Filter these entries so that only lines with the word "name" remain.

*** Data for this exercise ***

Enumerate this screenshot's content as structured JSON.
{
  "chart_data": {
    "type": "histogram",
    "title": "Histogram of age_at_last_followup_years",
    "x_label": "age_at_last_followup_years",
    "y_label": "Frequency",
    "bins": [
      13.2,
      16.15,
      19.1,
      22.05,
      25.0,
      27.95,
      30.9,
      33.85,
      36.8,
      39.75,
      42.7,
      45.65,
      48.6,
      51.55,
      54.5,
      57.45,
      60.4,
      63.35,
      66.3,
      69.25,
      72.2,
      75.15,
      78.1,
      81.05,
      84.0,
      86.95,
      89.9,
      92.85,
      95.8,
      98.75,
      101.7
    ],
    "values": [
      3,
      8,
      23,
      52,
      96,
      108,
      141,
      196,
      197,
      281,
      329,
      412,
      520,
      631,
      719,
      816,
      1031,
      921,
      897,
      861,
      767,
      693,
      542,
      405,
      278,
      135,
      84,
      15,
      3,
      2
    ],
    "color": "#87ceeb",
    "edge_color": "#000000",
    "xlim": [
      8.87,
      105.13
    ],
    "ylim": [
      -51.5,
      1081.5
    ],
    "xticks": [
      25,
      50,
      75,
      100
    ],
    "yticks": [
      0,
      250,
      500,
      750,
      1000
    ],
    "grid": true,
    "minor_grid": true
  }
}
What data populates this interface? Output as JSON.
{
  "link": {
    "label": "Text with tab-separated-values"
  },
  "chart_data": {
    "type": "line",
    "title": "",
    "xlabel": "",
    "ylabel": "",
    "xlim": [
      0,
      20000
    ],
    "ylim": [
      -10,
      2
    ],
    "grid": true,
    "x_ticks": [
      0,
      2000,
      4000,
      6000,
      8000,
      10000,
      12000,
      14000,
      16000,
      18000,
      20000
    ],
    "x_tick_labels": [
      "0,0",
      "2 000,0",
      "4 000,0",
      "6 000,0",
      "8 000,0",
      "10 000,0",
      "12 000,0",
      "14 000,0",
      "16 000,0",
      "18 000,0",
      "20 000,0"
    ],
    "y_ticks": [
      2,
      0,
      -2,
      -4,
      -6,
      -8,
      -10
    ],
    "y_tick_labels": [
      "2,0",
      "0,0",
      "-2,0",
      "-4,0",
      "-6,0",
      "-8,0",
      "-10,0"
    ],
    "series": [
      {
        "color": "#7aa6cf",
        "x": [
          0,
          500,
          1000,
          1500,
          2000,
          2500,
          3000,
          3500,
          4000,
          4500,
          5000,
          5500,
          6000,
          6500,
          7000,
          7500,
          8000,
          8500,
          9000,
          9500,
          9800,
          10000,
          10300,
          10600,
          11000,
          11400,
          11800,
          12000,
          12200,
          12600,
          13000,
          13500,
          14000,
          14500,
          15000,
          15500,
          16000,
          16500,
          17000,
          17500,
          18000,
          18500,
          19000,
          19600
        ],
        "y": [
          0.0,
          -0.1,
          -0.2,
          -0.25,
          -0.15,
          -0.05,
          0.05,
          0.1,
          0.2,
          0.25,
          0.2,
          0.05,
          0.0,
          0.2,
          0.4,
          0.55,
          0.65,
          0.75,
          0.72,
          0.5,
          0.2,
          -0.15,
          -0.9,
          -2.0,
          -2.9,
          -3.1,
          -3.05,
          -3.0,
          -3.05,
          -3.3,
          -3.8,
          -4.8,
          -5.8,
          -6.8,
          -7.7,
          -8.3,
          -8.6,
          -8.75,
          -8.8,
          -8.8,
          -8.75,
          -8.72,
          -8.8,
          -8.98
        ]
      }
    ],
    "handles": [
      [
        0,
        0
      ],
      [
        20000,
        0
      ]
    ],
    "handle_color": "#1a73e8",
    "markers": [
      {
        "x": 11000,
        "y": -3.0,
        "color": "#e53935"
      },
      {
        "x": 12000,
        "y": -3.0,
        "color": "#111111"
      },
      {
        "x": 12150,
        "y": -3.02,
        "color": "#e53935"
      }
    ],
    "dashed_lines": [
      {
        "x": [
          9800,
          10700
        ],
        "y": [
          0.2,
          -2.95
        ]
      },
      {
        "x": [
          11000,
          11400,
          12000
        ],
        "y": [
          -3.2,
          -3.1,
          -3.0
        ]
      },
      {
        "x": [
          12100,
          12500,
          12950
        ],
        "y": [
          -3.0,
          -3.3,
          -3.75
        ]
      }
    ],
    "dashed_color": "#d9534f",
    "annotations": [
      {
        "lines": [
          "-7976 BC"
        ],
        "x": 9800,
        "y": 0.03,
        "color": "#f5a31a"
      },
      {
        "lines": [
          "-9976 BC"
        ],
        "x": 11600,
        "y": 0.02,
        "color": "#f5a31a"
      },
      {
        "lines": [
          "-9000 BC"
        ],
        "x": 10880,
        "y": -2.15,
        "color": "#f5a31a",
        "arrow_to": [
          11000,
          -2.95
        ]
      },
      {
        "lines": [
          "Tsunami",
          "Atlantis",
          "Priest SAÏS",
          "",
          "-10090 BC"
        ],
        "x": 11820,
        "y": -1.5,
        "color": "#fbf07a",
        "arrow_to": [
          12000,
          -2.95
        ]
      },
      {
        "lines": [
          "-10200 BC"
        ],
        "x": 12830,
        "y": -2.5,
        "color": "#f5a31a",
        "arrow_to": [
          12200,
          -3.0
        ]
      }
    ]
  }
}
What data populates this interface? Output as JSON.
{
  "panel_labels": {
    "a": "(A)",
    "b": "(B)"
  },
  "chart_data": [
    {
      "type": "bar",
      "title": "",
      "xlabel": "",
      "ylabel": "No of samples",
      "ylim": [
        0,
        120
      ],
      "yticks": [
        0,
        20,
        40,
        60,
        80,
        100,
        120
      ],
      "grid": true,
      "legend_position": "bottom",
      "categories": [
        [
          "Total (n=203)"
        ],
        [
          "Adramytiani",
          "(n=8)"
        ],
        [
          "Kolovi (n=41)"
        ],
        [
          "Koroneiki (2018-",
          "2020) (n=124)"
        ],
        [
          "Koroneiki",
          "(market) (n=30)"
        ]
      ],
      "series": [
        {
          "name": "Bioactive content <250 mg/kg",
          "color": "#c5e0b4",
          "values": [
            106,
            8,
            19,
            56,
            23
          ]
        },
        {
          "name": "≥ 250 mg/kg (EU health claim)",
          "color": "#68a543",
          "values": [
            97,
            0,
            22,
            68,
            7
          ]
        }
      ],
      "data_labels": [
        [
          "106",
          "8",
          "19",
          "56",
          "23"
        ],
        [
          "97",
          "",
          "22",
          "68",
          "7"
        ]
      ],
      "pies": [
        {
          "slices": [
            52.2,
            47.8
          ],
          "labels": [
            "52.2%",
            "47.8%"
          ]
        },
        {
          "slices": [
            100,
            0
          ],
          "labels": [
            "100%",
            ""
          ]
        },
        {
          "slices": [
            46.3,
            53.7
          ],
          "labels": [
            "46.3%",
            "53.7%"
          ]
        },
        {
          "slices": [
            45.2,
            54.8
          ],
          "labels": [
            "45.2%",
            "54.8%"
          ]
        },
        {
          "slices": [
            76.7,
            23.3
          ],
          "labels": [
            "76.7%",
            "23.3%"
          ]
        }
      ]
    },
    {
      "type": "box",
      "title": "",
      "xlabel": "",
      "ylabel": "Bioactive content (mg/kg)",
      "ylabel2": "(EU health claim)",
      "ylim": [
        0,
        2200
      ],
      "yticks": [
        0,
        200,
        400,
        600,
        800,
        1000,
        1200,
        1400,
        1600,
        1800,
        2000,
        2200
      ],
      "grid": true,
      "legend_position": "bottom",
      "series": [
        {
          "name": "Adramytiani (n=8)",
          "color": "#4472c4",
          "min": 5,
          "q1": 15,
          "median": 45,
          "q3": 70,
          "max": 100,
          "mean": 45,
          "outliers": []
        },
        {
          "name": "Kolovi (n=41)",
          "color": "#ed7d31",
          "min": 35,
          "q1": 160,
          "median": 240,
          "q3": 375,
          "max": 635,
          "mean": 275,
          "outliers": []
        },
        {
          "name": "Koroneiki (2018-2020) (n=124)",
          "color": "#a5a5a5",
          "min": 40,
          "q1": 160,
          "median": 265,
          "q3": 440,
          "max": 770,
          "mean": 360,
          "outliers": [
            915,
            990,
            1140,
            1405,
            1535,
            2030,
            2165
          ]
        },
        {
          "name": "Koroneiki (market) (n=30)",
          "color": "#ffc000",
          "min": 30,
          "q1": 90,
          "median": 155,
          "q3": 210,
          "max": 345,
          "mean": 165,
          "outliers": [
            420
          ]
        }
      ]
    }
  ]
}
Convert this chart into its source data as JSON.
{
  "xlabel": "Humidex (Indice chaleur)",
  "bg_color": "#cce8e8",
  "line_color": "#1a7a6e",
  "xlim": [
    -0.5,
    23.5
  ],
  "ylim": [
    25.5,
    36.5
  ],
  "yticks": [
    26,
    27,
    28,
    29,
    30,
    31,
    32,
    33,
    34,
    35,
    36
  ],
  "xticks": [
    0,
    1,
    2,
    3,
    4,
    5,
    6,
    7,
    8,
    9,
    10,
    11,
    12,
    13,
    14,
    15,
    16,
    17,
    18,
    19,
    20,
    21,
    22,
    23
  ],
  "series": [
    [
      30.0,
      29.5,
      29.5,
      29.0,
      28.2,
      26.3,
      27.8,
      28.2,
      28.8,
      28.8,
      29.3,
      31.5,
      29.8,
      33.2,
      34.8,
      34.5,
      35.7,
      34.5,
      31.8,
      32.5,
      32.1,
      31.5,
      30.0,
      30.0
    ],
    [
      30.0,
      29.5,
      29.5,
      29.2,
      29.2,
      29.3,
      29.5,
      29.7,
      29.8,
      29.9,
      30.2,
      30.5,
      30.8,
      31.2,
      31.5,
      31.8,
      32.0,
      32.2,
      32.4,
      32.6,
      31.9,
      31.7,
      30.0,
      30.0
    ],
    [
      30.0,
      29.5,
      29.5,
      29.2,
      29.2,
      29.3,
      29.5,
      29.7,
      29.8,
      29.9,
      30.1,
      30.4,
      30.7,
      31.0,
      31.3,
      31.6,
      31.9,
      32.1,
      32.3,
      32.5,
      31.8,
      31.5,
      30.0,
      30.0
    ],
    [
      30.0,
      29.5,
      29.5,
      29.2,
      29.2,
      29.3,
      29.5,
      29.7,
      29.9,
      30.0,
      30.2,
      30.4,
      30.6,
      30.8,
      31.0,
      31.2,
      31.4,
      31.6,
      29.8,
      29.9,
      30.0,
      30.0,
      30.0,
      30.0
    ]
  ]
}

***

The result:
          "name": "Bioactive content <250 mg/kg",
          "name": "≥ 250 mg/kg (EU health claim)",
          "name": "Adramytiani (n=8)",
          "name": "Kolovi (n=41)",
          "name": "Koroneiki (2018-2020) (n=124)",
          "name": "Koroneiki (market) (n=30)",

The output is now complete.